» REQUIRED TASK
Find and copy every line in the records that includes the string "name".

» ENTRIES

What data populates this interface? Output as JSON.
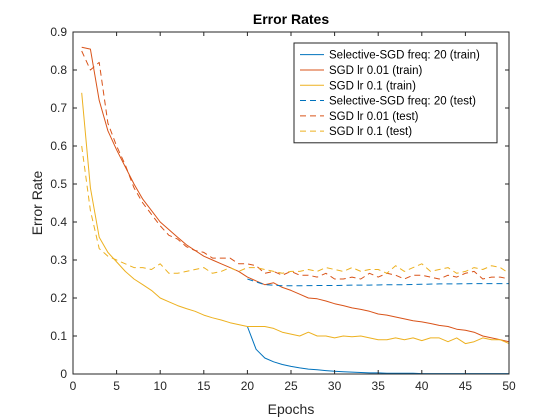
{
  "chart_data": {
    "type": "line",
    "title": "Error Rates",
    "xlabel": "Epochs",
    "ylabel": "Error Rate",
    "xlim": [
      0,
      50
    ],
    "ylim": [
      0,
      0.9
    ],
    "xticks": [
      "0",
      "5",
      "10",
      "15",
      "20",
      "25",
      "30",
      "35",
      "40",
      "45",
      "50"
    ],
    "yticks": [
      "0",
      "0.1",
      "0.2",
      "0.3",
      "0.4",
      "0.5",
      "0.6",
      "0.7",
      "0.8",
      "0.9"
    ],
    "grid": false,
    "legend_position": "top-right",
    "series": [
      {
        "name": "Selective-SGD freq: 20 (train)",
        "color": "#0072BD",
        "dash": "solid",
        "x": [
          20,
          21,
          22,
          23,
          24,
          25,
          26,
          27,
          28,
          29,
          30,
          31,
          32,
          33,
          34,
          35,
          36,
          37,
          38,
          39,
          40,
          41,
          42,
          43,
          44,
          45,
          46,
          47,
          48,
          49,
          50
        ],
        "y": [
          0.125,
          0.065,
          0.042,
          0.032,
          0.025,
          0.02,
          0.016,
          0.013,
          0.011,
          0.009,
          0.007,
          0.006,
          0.005,
          0.004,
          0.003,
          0.003,
          0.002,
          0.002,
          0.002,
          0.002,
          0.001,
          0.001,
          0.001,
          0.001,
          0.001,
          0.001,
          0.001,
          0.001,
          0.001,
          0.001,
          0.001
        ]
      },
      {
        "name": "SGD lr 0.01 (train)",
        "color": "#D95319",
        "dash": "solid",
        "x": [
          1,
          2,
          3,
          4,
          5,
          6,
          7,
          8,
          9,
          10,
          11,
          12,
          13,
          14,
          15,
          16,
          17,
          18,
          19,
          20,
          21,
          22,
          23,
          24,
          25,
          26,
          27,
          28,
          29,
          30,
          31,
          32,
          33,
          34,
          35,
          36,
          37,
          38,
          39,
          40,
          41,
          42,
          43,
          44,
          45,
          46,
          47,
          48,
          49,
          50
        ],
        "y": [
          0.86,
          0.855,
          0.72,
          0.64,
          0.59,
          0.545,
          0.5,
          0.46,
          0.43,
          0.4,
          0.38,
          0.36,
          0.34,
          0.325,
          0.31,
          0.3,
          0.29,
          0.28,
          0.27,
          0.255,
          0.245,
          0.235,
          0.24,
          0.228,
          0.22,
          0.21,
          0.2,
          0.198,
          0.192,
          0.185,
          0.18,
          0.174,
          0.17,
          0.165,
          0.158,
          0.155,
          0.15,
          0.145,
          0.14,
          0.137,
          0.133,
          0.128,
          0.125,
          0.118,
          0.115,
          0.11,
          0.1,
          0.095,
          0.09,
          0.085
        ]
      },
      {
        "name": "SGD lr 0.1 (train)",
        "color": "#EDB120",
        "dash": "solid",
        "x": [
          1,
          2,
          3,
          4,
          5,
          6,
          7,
          8,
          9,
          10,
          11,
          12,
          13,
          14,
          15,
          16,
          17,
          18,
          19,
          20,
          21,
          22,
          23,
          24,
          25,
          26,
          27,
          28,
          29,
          30,
          31,
          32,
          33,
          34,
          35,
          36,
          37,
          38,
          39,
          40,
          41,
          42,
          43,
          44,
          45,
          46,
          47,
          48,
          49,
          50
        ],
        "y": [
          0.74,
          0.49,
          0.36,
          0.32,
          0.295,
          0.27,
          0.25,
          0.235,
          0.22,
          0.2,
          0.19,
          0.18,
          0.172,
          0.165,
          0.155,
          0.148,
          0.142,
          0.135,
          0.13,
          0.125,
          0.125,
          0.125,
          0.12,
          0.11,
          0.105,
          0.1,
          0.11,
          0.1,
          0.1,
          0.095,
          0.1,
          0.098,
          0.1,
          0.095,
          0.09,
          0.09,
          0.095,
          0.09,
          0.095,
          0.088,
          0.095,
          0.095,
          0.085,
          0.095,
          0.08,
          0.085,
          0.095,
          0.09,
          0.09,
          0.08
        ]
      },
      {
        "name": "Selective-SGD freq: 20 (test)",
        "color": "#0072BD",
        "dash": "dashed",
        "x": [
          20,
          22,
          24,
          26,
          28,
          30,
          32,
          34,
          36,
          38,
          40,
          42,
          44,
          46,
          48,
          50
        ],
        "y": [
          0.25,
          0.235,
          0.232,
          0.232,
          0.233,
          0.233,
          0.234,
          0.234,
          0.235,
          0.235,
          0.236,
          0.237,
          0.237,
          0.238,
          0.238,
          0.238
        ]
      },
      {
        "name": "SGD lr 0.01 (test)",
        "color": "#D95319",
        "dash": "dashed",
        "x": [
          1,
          2,
          3,
          4,
          5,
          6,
          7,
          8,
          9,
          10,
          11,
          12,
          13,
          14,
          15,
          16,
          17,
          18,
          19,
          20,
          21,
          22,
          23,
          24,
          25,
          26,
          27,
          28,
          29,
          30,
          31,
          32,
          33,
          34,
          35,
          36,
          37,
          38,
          39,
          40,
          41,
          42,
          43,
          44,
          45,
          46,
          47,
          48,
          49,
          50
        ],
        "y": [
          0.85,
          0.8,
          0.82,
          0.66,
          0.6,
          0.55,
          0.49,
          0.45,
          0.42,
          0.39,
          0.365,
          0.355,
          0.335,
          0.325,
          0.32,
          0.305,
          0.305,
          0.305,
          0.29,
          0.29,
          0.285,
          0.265,
          0.27,
          0.26,
          0.27,
          0.26,
          0.26,
          0.255,
          0.265,
          0.25,
          0.25,
          0.255,
          0.25,
          0.265,
          0.255,
          0.265,
          0.26,
          0.25,
          0.26,
          0.26,
          0.255,
          0.25,
          0.26,
          0.255,
          0.265,
          0.27,
          0.25,
          0.255,
          0.255,
          0.25
        ]
      },
      {
        "name": "SGD lr 0.1 (test)",
        "color": "#EDB120",
        "dash": "dashed",
        "x": [
          1,
          2,
          3,
          4,
          5,
          6,
          7,
          8,
          9,
          10,
          11,
          12,
          13,
          14,
          15,
          16,
          17,
          18,
          19,
          20,
          21,
          22,
          23,
          24,
          25,
          26,
          27,
          28,
          29,
          30,
          31,
          32,
          33,
          34,
          35,
          36,
          37,
          38,
          39,
          40,
          41,
          42,
          43,
          44,
          45,
          46,
          47,
          48,
          49,
          50
        ],
        "y": [
          0.6,
          0.43,
          0.33,
          0.31,
          0.3,
          0.29,
          0.28,
          0.28,
          0.275,
          0.29,
          0.265,
          0.265,
          0.27,
          0.275,
          0.28,
          0.265,
          0.27,
          0.28,
          0.27,
          0.28,
          0.28,
          0.275,
          0.27,
          0.265,
          0.27,
          0.27,
          0.275,
          0.27,
          0.28,
          0.275,
          0.27,
          0.28,
          0.27,
          0.275,
          0.275,
          0.265,
          0.285,
          0.27,
          0.28,
          0.29,
          0.27,
          0.275,
          0.28,
          0.265,
          0.27,
          0.28,
          0.275,
          0.285,
          0.28,
          0.265
        ]
      }
    ]
  }
}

» CORRECT RESULT
        "name": "Selective-SGD freq: 20 (train)",
        "name": "SGD lr 0.01 (train)",
        "name": "SGD lr 0.1 (train)",
        "name": "Selective-SGD freq: 20 (test)",
        "name": "SGD lr 0.01 (test)",
        "name": "SGD lr 0.1 (test)",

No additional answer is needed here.